TASK ITEM.
Report each line of the records below that holds the word "Louisiana".
<<<<
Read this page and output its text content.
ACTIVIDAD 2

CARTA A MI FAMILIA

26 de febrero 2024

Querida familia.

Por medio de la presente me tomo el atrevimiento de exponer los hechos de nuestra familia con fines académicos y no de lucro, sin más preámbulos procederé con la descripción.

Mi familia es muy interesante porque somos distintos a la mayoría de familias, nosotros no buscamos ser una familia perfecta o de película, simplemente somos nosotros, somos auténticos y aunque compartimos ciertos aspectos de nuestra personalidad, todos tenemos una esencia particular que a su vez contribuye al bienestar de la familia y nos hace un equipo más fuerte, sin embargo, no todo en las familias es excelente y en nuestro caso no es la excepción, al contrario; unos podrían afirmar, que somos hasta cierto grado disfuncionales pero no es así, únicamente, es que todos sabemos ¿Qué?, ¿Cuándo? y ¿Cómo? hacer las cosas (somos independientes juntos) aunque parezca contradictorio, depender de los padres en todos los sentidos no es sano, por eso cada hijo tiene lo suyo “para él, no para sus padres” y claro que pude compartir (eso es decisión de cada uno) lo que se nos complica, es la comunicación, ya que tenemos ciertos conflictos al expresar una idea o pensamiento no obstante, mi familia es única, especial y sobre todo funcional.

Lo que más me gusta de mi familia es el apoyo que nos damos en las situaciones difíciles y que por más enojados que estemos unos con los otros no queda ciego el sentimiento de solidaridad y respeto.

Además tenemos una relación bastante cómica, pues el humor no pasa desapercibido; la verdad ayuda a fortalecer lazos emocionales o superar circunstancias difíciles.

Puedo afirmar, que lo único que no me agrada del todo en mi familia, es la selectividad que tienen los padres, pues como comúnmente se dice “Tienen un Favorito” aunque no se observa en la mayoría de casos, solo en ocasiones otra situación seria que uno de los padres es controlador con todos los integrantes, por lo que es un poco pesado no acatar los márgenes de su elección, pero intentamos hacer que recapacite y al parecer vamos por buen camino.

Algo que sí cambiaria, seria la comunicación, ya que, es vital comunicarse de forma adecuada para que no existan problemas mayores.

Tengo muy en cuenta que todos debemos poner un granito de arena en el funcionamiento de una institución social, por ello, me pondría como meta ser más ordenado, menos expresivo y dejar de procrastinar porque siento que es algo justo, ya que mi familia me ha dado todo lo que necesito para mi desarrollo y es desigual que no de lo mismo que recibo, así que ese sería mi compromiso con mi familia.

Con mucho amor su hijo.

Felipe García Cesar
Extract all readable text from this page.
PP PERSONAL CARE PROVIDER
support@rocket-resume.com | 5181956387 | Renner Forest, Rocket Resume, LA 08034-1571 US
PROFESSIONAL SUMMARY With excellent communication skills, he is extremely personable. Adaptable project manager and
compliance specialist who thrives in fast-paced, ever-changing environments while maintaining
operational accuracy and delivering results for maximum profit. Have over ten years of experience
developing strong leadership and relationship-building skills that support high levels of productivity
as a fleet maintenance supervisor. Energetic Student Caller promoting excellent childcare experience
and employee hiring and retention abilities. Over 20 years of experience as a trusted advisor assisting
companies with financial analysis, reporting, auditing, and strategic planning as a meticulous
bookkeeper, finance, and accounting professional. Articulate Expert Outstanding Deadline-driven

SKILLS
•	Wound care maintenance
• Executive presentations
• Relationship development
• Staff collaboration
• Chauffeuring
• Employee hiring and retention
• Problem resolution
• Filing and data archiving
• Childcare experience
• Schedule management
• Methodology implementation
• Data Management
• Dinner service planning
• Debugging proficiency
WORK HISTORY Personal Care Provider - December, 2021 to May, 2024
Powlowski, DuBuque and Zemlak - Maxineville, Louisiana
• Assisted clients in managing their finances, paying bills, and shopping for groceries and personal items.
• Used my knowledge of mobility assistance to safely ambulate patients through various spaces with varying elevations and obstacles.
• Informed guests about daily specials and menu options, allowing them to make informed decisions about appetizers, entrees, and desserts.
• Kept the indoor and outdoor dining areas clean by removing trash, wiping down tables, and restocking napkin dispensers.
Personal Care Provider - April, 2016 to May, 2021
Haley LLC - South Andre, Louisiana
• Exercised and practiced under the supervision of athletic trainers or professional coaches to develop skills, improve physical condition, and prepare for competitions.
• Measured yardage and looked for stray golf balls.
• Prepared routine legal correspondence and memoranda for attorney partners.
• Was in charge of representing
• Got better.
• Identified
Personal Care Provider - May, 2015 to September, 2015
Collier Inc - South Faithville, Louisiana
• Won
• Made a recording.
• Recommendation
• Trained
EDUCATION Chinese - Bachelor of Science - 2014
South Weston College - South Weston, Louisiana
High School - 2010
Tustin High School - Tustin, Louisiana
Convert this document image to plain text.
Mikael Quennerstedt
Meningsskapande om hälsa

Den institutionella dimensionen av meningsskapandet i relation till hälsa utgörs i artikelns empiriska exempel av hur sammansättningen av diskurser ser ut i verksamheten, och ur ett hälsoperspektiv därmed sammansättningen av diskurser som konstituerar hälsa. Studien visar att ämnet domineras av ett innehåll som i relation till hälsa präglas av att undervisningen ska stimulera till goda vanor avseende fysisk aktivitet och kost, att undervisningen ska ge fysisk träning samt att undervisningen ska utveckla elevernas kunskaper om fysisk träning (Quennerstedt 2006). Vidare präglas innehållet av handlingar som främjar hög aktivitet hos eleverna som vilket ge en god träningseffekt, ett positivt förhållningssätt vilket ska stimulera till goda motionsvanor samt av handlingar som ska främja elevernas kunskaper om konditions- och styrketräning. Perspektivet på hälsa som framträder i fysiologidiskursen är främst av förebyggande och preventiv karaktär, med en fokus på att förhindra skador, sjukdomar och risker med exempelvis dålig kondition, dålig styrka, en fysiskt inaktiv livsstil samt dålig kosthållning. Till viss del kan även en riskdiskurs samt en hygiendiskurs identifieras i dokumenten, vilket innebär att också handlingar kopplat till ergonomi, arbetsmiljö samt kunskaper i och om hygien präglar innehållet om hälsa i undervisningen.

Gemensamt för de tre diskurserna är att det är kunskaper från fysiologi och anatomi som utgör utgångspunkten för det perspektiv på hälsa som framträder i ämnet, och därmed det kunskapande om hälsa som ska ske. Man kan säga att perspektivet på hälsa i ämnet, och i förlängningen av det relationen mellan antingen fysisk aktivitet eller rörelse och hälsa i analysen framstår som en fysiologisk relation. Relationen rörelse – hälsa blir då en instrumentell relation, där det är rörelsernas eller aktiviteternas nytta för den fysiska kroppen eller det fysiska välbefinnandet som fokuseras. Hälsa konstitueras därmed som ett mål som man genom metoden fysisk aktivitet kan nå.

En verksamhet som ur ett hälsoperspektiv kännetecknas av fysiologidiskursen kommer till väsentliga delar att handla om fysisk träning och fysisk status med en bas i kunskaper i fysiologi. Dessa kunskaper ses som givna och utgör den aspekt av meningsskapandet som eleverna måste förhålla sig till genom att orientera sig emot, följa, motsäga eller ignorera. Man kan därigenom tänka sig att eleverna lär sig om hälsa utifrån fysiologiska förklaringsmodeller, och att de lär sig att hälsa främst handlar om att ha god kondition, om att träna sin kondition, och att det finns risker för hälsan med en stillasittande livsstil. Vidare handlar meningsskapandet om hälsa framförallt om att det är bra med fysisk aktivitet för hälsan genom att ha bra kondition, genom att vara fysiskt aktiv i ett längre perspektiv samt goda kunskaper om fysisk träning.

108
>>>>
COMPLETED TASK.
Powlowski, DuBuque and Zemlak - Maxineville, Louisiana
Haley LLC - South Andre, Louisiana
Collier Inc - South Faithville, Louisiana
South Weston College - South Weston, Louisiana
Tustin High School - Tustin, Louisiana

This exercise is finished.